[STATED GOAL] Make an exact copy of each entry, leaving out every picture.

[ENTRIES PROVIDED]
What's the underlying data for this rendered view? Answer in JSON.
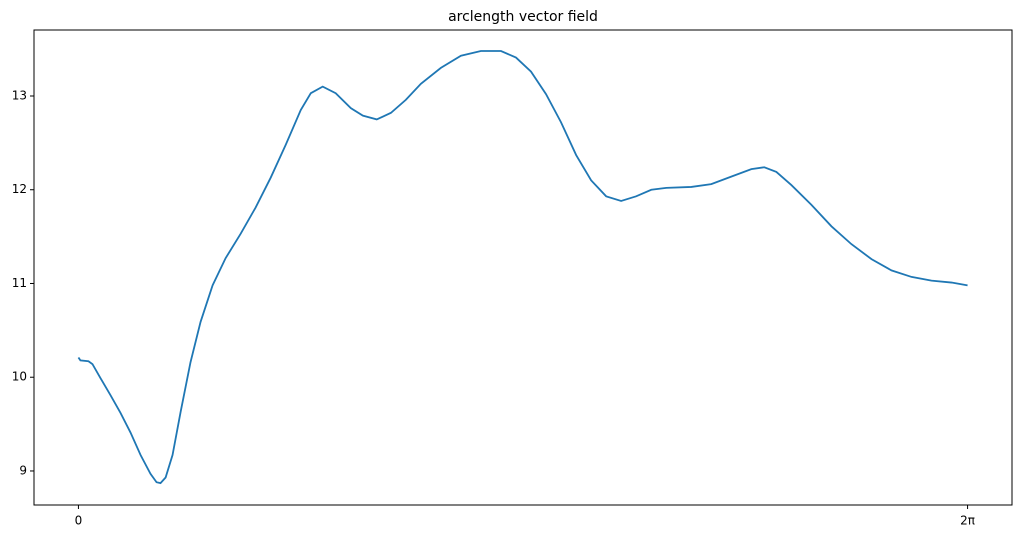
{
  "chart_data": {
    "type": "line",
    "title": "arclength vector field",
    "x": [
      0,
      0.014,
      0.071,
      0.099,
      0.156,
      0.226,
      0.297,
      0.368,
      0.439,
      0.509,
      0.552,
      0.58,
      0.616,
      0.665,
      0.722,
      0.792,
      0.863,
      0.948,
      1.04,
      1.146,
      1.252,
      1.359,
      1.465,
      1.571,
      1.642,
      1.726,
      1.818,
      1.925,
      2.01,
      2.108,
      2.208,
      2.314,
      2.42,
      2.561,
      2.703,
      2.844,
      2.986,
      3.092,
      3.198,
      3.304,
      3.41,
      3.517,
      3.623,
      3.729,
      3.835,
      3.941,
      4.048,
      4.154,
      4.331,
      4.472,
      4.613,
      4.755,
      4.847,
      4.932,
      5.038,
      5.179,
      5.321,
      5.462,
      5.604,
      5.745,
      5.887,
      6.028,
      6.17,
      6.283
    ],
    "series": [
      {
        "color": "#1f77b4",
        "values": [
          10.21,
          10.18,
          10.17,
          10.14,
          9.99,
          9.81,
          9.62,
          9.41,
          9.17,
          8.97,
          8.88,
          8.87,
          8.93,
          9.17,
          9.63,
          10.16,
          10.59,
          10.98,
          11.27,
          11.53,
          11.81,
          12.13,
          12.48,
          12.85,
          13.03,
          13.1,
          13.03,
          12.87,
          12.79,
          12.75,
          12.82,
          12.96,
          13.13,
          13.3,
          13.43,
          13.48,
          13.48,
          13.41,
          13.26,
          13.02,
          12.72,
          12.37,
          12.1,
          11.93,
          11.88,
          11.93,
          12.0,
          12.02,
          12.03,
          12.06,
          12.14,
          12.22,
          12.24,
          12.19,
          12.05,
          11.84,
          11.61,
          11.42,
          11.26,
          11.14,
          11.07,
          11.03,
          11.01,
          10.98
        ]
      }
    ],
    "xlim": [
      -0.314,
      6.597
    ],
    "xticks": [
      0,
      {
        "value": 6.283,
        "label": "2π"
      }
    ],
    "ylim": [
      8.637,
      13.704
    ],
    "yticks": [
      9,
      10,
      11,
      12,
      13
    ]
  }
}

[CORRECT RESPONSE]
What's the underlying data for this rendered view? Answer in JSON.
{
  "chart_data": {
    "type": "line",
    "title": "arclength vector field",
    "x": [
      0,
      0.014,
      0.071,
      0.099,
      0.156,
      0.226,
      0.297,
      0.368,
      0.439,
      0.509,
      0.552,
      0.58,
      0.616,
      0.665,
      0.722,
      0.792,
      0.863,
      0.948,
      1.04,
      1.146,
      1.252,
      1.359,
      1.465,
      1.571,
      1.642,
      1.726,
      1.818,
      1.925,
      2.01,
      2.108,
      2.208,
      2.314,
      2.42,
      2.561,
      2.703,
      2.844,
      2.986,
      3.092,
      3.198,
      3.304,
      3.41,
      3.517,
      3.623,
      3.729,
      3.835,
      3.941,
      4.048,
      4.154,
      4.331,
      4.472,
      4.613,
      4.755,
      4.847,
      4.932,
      5.038,
      5.179,
      5.321,
      5.462,
      5.604,
      5.745,
      5.887,
      6.028,
      6.17,
      6.283
    ],
    "series": [
      {
        "color": "#1f77b4",
        "values": [
          10.21,
          10.18,
          10.17,
          10.14,
          9.99,
          9.81,
          9.62,
          9.41,
          9.17,
          8.97,
          8.88,
          8.87,
          8.93,
          9.17,
          9.63,
          10.16,
          10.59,
          10.98,
          11.27,
          11.53,
          11.81,
          12.13,
          12.48,
          12.85,
          13.03,
          13.1,
          13.03,
          12.87,
          12.79,
          12.75,
          12.82,
          12.96,
          13.13,
          13.3,
          13.43,
          13.48,
          13.48,
          13.41,
          13.26,
          13.02,
          12.72,
          12.37,
          12.1,
          11.93,
          11.88,
          11.93,
          12.0,
          12.02,
          12.03,
          12.06,
          12.14,
          12.22,
          12.24,
          12.19,
          12.05,
          11.84,
          11.61,
          11.42,
          11.26,
          11.14,
          11.07,
          11.03,
          11.01,
          10.98
        ]
      }
    ],
    "xlim": [
      -0.314,
      6.597
    ],
    "xticks": [
      0,
      {
        "value": 6.283,
        "label": "2π"
      }
    ],
    "ylim": [
      8.637,
      13.704
    ],
    "yticks": [
      9,
      10,
      11,
      12,
      13
    ]
  }
}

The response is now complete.